Task prompt: Transcribe all the entries word for word, but omit the images.

[Dataset records]

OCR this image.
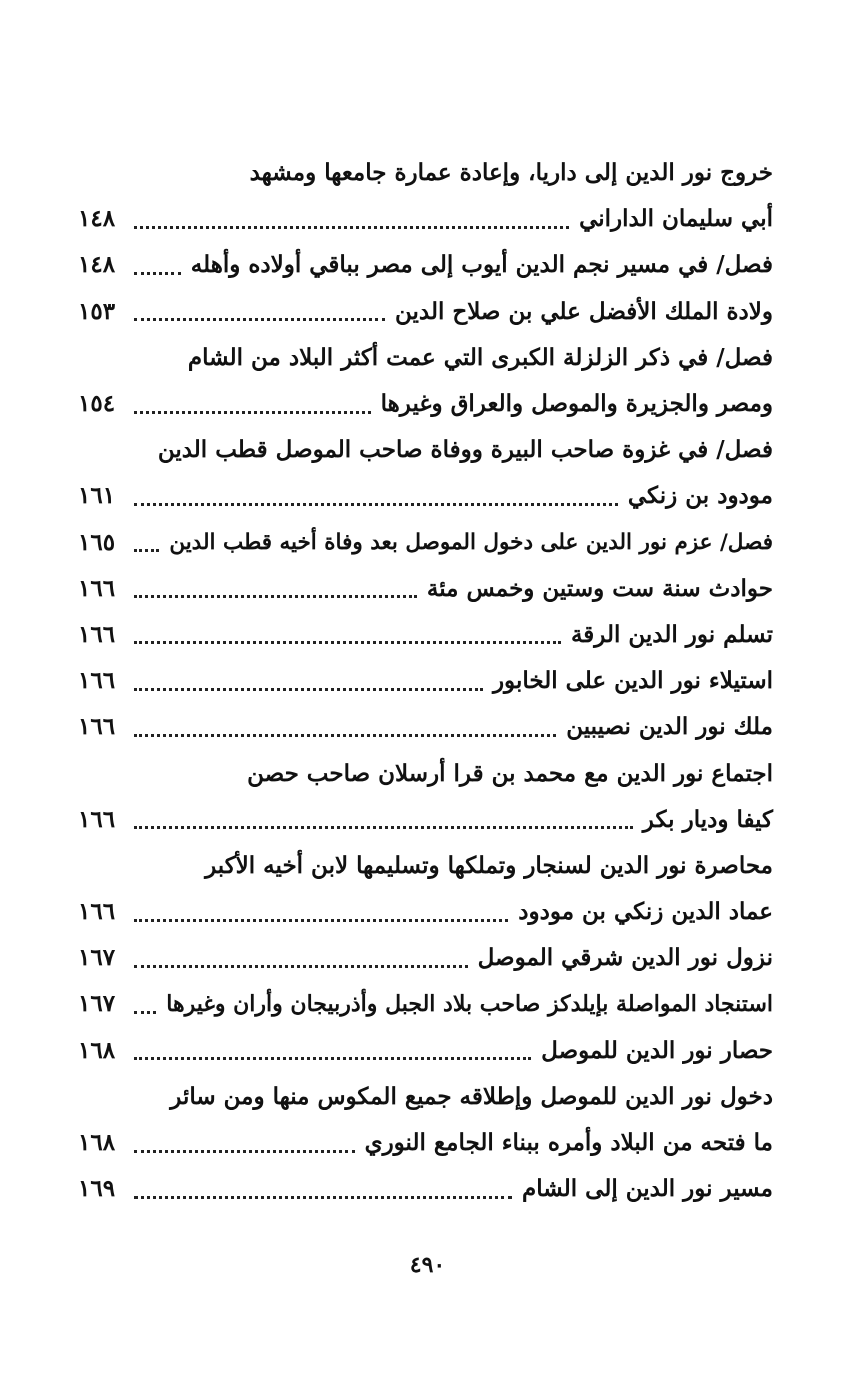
خروج نور الدين إلى داريا، وإعادة عمارة جامعها ومشهد
أبي سليمان الداراني
١٤٨
فصل/ في مسير نجم الدين أيوب إلى مصر بباقي أولاده وأهله
١٤٨
ولادة الملك الأفضل علي بن صلاح الدين
١٥٣
فصل/ في ذكر الزلزلة الكبرى التي عمت أكثر البلاد من الشام
ومصر والجزيرة والموصل والعراق وغيرها
١٥٤
فصل/ في غزوة صاحب البيرة ووفاة صاحب الموصل قطب الدين
مودود بن زنكي
١٦١
فصل/ عزم نور الدين على دخول الموصل بعد وفاة أخيه قطب الدين
١٦٥
حوادث سنة ست وستين وخمس مئة
١٦٦
تسلم نور الدين الرقة
١٦٦
استيلاء نور الدين على الخابور
١٦٦
ملك نور الدين نصيبين
١٦٦
اجتماع نور الدين مع محمد بن قرا أرسلان صاحب حصن
كيفا وديار بكر
١٦٦
محاصرة نور الدين لسنجار وتملكها وتسليمها لابن أخيه الأكبر
عماد الدين زنكي بن مودود
١٦٦
نزول نور الدين شرقي الموصل
١٦٧
استنجاد المواصلة بإيلدكز صاحب بلاد الجبل وأذربيجان وأران وغيرها
١٦٧
حصار نور الدين للموصل
١٦٨
دخول نور الدين للموصل وإطلاقه جميع المكوس منها ومن سائر
ما فتحه من البلاد وأمره ببناء الجامع النوري
١٦٨
مسير نور الدين إلى الشام
١٦٩
٤٩٠
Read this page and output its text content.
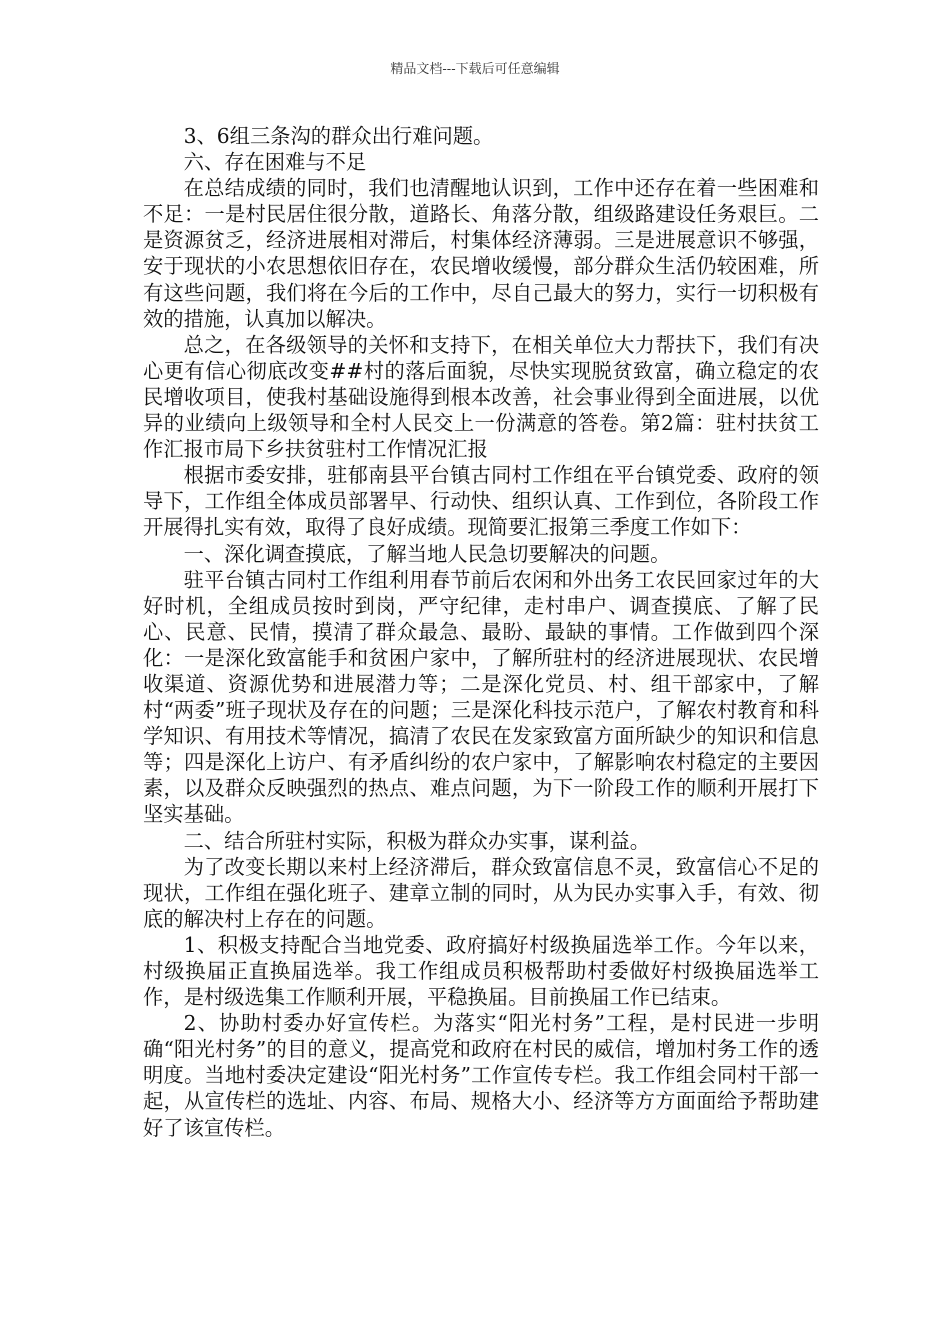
精品文档---下载后可任意编辑

3、6组三条沟的群众出行难问题。

六、存在困难与不足

在总结成绩的同时，我们也清醒地认识到，工作中还存在着一些困难和不足：一是村民居住很分散，道路长、角落分散，组级路建设任务艰巨。二是资源贫乏，经济进展相对滞后，村集体经济薄弱。三是进展意识不够强，安于现状的小农思想依旧存在，农民增收缓慢，部分群众生活仍较困难，所有这些问题，我们将在今后的工作中，尽自己最大的努力，实行一切积极有效的措施，认真加以解决。

总之，在各级领导的关怀和支持下，在相关单位大力帮扶下，我们有决心更有信心彻底改变##村的落后面貌，尽快实现脱贫致富，确立稳定的农民增收项目，使我村基础设施得到根本改善，社会事业得到全面进展，以优异的业绩向上级领导和全村人民交上一份满意的答卷。第2篇：驻村扶贫工作汇报市局下乡扶贫驻村工作情况汇报

根据市委安排，驻郁南县平台镇古同村工作组在平台镇党委、政府的领导下，工作组全体成员部署早、行动快、组织认真、工作到位，各阶段工作开展得扎实有效，取得了良好成绩。现简要汇报第三季度工作如下：

一、深化调查摸底，了解当地人民急切要解决的问题。

驻平台镇古同村工作组利用春节前后农闲和外出务工农民回家过年的大好时机，全组成员按时到岗，严守纪律，走村串户、调查摸底、了解了民心、民意、民情，摸清了群众最急、最盼、最缺的事情。工作做到四个深化：一是深化致富能手和贫困户家中，了解所驻村的经济进展现状、农民增收渠道、资源优势和进展潜力等；二是深化党员、村、组干部家中，了解村“两委”班子现状及存在的问题；三是深化科技示范户，了解农村教育和科学知识、有用技术等情况，搞清了农民在发家致富方面所缺少的知识和信息等；四是深化上访户、有矛盾纠纷的农户家中，了解影响农村稳定的主要因素，以及群众反映强烈的热点、难点问题，为下一阶段工作的顺利开展打下坚实基础。

二、结合所驻村实际，积极为群众办实事，谋利益。

为了改变长期以来村上经济滞后，群众致富信息不灵，致富信心不足的现状，工作组在强化班子、建章立制的同时，从为民办实事入手，有效、彻底的解决村上存在的问题。

1、积极支持配合当地党委、政府搞好村级换届选举工作。今年以来，村级换届正直换届选举。我工作组成员积极帮助村委做好村级换届选举工作，是村级选集工作顺利开展，平稳换届。目前换届工作已结束。

2、协助村委办好宣传栏。为落实“阳光村务”工程，是村民进一步明确“阳光村务”的目的意义，提高党和政府在村民的威信，增加村务工作的透明度。当地村委决定建设“阳光村务”工作宣传专栏。我工作组会同村干部一起，从宣传栏的选址、内容、布局、规格大小、经济等方方面面给予帮助建好了该宣传栏。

Result for this task:
OCR this image.
خروج نور الدين إلى داريا، وإعادة عمارة جامعها ومشهد
أبي سليمان الداراني
١٤٨
فصل/ في مسير نجم الدين أيوب إلى مصر بباقي أولاده وأهله
١٤٨
ولادة الملك الأفضل علي بن صلاح الدين
١٥٣
فصل/ في ذكر الزلزلة الكبرى التي عمت أكثر البلاد من الشام
ومصر والجزيرة والموصل والعراق وغيرها
١٥٤
فصل/ في غزوة صاحب البيرة ووفاة صاحب الموصل قطب الدين
مودود بن زنكي
١٦١
فصل/ عزم نور الدين على دخول الموصل بعد وفاة أخيه قطب الدين
١٦٥
حوادث سنة ست وستين وخمس مئة
١٦٦
تسلم نور الدين الرقة
١٦٦
استيلاء نور الدين على الخابور
١٦٦
ملك نور الدين نصيبين
١٦٦
اجتماع نور الدين مع محمد بن قرا أرسلان صاحب حصن
كيفا وديار بكر
١٦٦
محاصرة نور الدين لسنجار وتملكها وتسليمها لابن أخيه الأكبر
عماد الدين زنكي بن مودود
١٦٦
نزول نور الدين شرقي الموصل
١٦٧
استنجاد المواصلة بإيلدكز صاحب بلاد الجبل وأذربيجان وأران وغيرها
١٦٧
حصار نور الدين للموصل
١٦٨
دخول نور الدين للموصل وإطلاقه جميع المكوس منها ومن سائر
ما فتحه من البلاد وأمره ببناء الجامع النوري
١٦٨
مسير نور الدين إلى الشام
١٦٩
٤٩٠
Read this page and output its text content.
精品文档---下载后可任意编辑

3、6组三条沟的群众出行难问题。

六、存在困难与不足

在总结成绩的同时，我们也清醒地认识到，工作中还存在着一些困难和不足：一是村民居住很分散，道路长、角落分散，组级路建设任务艰巨。二是资源贫乏，经济进展相对滞后，村集体经济薄弱。三是进展意识不够强，安于现状的小农思想依旧存在，农民增收缓慢，部分群众生活仍较困难，所有这些问题，我们将在今后的工作中，尽自己最大的努力，实行一切积极有效的措施，认真加以解决。

总之，在各级领导的关怀和支持下，在相关单位大力帮扶下，我们有决心更有信心彻底改变##村的落后面貌，尽快实现脱贫致富，确立稳定的农民增收项目，使我村基础设施得到根本改善，社会事业得到全面进展，以优异的业绩向上级领导和全村人民交上一份满意的答卷。第2篇：驻村扶贫工作汇报市局下乡扶贫驻村工作情况汇报

根据市委安排，驻郁南县平台镇古同村工作组在平台镇党委、政府的领导下，工作组全体成员部署早、行动快、组织认真、工作到位，各阶段工作开展得扎实有效，取得了良好成绩。现简要汇报第三季度工作如下：

一、深化调查摸底，了解当地人民急切要解决的问题。

驻平台镇古同村工作组利用春节前后农闲和外出务工农民回家过年的大好时机，全组成员按时到岗，严守纪律，走村串户、调查摸底、了解了民心、民意、民情，摸清了群众最急、最盼、最缺的事情。工作做到四个深化：一是深化致富能手和贫困户家中，了解所驻村的经济进展现状、农民增收渠道、资源优势和进展潜力等；二是深化党员、村、组干部家中，了解村“两委”班子现状及存在的问题；三是深化科技示范户，了解农村教育和科学知识、有用技术等情况，搞清了农民在发家致富方面所缺少的知识和信息等；四是深化上访户、有矛盾纠纷的农户家中，了解影响农村稳定的主要因素，以及群众反映强烈的热点、难点问题，为下一阶段工作的顺利开展打下坚实基础。

二、结合所驻村实际，积极为群众办实事，谋利益。

为了改变长期以来村上经济滞后，群众致富信息不灵，致富信心不足的现状，工作组在强化班子、建章立制的同时，从为民办实事入手，有效、彻底的解决村上存在的问题。

1、积极支持配合当地党委、政府搞好村级换届选举工作。今年以来，村级换届正直换届选举。我工作组成员积极帮助村委做好村级换届选举工作，是村级选集工作顺利开展，平稳换届。目前换届工作已结束。

2、协助村委办好宣传栏。为落实“阳光村务”工程，是村民进一步明确“阳光村务”的目的意义，提高党和政府在村民的威信，增加村务工作的透明度。当地村委决定建设“阳光村务”工作宣传专栏。我工作组会同村干部一起，从宣传栏的选址、内容、布局、规格大小、经济等方方面面给予帮助建好了该宣传栏。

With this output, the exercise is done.